Go through the records line by line and work out how many lines hold the word "רחוב". Answer with the number only.

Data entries
▬▬▬▬▬▬

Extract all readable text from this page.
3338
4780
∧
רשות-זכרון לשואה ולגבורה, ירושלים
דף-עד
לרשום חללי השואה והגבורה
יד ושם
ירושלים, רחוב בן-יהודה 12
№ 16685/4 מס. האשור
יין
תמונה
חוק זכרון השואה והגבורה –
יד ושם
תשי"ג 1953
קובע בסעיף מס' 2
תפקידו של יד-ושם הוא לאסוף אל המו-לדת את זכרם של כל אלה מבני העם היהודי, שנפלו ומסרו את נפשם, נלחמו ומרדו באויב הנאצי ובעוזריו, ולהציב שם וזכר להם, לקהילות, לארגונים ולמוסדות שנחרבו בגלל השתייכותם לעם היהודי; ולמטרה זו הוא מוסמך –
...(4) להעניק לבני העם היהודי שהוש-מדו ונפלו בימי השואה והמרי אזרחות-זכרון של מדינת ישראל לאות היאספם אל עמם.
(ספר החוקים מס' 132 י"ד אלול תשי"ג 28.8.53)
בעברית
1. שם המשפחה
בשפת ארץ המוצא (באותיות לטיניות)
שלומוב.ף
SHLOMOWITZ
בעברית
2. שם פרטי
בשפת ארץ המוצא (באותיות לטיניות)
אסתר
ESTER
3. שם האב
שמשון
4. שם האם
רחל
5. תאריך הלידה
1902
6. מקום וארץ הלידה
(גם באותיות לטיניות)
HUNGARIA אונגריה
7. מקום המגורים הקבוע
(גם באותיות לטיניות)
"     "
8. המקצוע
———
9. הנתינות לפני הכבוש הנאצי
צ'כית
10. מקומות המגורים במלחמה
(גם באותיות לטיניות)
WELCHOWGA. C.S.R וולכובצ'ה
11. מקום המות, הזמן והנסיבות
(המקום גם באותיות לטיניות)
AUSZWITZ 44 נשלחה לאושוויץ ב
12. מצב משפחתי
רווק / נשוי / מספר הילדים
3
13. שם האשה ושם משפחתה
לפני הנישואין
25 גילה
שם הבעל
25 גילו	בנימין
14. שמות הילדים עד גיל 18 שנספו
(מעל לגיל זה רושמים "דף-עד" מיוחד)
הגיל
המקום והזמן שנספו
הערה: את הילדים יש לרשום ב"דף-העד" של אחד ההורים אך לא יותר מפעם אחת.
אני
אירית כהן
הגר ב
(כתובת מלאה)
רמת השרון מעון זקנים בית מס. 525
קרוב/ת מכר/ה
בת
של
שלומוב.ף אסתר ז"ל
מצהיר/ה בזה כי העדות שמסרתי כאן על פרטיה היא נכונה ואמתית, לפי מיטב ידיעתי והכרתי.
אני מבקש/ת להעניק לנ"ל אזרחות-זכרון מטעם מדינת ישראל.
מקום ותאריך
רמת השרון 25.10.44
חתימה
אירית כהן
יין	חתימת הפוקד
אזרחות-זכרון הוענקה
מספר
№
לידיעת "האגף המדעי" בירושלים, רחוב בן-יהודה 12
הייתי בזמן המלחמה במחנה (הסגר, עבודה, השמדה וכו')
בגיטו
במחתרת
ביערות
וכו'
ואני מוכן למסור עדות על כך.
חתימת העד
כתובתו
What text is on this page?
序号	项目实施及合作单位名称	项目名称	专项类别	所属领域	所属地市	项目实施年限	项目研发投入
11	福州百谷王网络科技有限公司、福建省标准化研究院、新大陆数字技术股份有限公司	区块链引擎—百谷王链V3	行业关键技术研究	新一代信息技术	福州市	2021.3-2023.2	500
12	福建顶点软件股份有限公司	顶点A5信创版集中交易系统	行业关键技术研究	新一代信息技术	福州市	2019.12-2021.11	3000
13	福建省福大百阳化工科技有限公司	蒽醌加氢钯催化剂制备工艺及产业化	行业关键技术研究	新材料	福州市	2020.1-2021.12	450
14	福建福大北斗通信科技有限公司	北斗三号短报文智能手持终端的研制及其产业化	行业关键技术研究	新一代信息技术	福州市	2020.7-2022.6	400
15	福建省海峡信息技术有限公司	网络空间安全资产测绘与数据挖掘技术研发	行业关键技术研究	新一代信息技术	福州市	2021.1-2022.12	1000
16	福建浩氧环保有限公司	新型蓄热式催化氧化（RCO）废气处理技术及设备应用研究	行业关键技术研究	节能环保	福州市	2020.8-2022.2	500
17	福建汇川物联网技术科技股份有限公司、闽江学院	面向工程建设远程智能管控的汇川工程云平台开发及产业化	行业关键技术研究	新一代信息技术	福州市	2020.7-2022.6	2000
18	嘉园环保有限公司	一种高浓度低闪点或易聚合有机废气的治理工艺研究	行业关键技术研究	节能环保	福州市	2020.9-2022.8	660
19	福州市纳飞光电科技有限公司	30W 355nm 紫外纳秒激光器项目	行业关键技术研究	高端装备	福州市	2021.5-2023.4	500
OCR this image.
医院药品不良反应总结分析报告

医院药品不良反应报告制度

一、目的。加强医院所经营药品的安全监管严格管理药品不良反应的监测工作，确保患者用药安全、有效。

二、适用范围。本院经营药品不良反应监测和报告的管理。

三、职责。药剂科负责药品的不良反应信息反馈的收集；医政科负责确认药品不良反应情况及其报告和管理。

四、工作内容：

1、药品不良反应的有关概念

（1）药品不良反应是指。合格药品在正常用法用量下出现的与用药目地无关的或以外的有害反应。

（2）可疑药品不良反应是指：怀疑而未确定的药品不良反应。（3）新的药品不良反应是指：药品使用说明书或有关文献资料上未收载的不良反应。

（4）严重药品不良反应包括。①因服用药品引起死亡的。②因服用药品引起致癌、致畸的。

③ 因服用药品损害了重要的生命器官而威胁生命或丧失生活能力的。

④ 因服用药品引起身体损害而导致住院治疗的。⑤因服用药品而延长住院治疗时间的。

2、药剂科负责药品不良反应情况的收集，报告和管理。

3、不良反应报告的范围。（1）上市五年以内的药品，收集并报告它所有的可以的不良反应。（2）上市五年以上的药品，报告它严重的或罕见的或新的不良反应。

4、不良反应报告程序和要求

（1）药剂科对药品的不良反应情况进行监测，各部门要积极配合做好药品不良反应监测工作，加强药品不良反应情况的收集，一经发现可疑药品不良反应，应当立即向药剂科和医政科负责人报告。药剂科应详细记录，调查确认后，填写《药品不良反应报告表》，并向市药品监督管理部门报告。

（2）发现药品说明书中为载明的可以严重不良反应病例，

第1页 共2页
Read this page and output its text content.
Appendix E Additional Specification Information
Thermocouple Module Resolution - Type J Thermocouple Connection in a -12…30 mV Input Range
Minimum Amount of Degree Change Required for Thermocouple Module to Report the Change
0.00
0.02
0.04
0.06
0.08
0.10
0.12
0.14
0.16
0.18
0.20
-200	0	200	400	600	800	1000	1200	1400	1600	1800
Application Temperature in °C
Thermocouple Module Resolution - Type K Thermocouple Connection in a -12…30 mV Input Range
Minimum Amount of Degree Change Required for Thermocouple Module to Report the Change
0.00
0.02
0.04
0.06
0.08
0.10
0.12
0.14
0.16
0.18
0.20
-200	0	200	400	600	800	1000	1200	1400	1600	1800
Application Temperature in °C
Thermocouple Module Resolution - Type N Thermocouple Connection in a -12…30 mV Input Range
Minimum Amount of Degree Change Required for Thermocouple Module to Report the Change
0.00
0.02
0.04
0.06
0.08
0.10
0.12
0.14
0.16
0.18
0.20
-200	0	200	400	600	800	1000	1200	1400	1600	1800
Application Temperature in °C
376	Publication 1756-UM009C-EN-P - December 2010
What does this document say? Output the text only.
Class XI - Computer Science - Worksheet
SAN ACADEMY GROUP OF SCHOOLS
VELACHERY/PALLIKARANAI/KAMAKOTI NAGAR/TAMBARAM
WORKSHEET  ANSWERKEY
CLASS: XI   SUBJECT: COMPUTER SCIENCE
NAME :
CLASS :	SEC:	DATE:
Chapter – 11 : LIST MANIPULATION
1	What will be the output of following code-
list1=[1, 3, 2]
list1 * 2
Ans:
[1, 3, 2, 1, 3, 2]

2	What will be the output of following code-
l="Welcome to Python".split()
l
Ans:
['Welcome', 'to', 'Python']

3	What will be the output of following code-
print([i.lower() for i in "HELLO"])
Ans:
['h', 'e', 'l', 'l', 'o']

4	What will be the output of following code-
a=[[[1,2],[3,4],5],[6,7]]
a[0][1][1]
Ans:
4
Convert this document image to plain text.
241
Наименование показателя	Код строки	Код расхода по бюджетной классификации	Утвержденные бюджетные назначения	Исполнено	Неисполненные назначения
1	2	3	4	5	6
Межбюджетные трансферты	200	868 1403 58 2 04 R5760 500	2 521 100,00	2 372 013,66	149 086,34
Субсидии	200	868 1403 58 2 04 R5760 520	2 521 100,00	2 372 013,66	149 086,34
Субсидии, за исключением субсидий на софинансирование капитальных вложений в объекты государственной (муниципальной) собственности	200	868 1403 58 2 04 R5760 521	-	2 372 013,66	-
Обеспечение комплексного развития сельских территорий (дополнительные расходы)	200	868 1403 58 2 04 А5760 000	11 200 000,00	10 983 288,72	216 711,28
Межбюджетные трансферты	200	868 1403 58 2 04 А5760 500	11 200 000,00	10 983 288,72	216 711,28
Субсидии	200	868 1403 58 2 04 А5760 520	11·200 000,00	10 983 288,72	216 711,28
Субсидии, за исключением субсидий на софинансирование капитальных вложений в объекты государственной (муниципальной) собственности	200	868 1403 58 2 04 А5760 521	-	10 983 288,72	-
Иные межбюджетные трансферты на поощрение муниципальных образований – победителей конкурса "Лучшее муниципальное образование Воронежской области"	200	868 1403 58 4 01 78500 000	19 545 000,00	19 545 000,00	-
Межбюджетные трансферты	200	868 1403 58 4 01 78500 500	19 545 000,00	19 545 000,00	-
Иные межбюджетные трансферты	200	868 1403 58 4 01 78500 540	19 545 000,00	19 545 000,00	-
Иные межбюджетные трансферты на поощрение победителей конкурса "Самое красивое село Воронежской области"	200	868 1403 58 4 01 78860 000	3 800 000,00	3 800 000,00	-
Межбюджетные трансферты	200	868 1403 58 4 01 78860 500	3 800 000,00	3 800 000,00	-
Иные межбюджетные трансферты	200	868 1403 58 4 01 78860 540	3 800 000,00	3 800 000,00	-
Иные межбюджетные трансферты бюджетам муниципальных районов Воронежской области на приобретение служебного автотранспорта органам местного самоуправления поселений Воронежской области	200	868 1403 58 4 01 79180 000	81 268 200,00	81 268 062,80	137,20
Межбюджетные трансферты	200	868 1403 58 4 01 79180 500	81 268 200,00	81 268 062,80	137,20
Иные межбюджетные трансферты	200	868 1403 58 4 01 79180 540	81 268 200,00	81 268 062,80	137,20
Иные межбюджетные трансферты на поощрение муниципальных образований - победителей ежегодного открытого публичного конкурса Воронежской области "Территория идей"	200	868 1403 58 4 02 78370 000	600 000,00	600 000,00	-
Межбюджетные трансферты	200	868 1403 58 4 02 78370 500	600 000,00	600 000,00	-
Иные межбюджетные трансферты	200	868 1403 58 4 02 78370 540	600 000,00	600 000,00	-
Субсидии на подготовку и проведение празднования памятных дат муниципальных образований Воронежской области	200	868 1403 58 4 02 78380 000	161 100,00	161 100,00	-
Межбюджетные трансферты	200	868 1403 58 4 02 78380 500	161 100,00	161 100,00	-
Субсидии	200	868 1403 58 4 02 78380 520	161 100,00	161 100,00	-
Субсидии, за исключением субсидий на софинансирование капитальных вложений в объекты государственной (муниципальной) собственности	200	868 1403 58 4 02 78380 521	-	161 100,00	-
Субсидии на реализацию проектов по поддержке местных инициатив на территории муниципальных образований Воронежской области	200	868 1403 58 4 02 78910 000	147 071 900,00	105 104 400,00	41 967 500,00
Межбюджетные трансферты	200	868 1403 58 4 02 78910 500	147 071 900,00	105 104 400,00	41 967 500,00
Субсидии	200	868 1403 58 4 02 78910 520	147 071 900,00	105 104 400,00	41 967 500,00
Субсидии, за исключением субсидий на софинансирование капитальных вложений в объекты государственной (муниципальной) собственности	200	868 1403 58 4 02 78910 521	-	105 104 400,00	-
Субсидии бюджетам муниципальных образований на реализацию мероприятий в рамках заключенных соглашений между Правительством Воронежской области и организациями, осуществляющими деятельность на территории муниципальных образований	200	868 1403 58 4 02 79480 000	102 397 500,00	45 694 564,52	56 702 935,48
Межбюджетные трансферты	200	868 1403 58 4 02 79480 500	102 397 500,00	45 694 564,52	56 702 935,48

▬▬▬▬▬▬

> **Full output**
2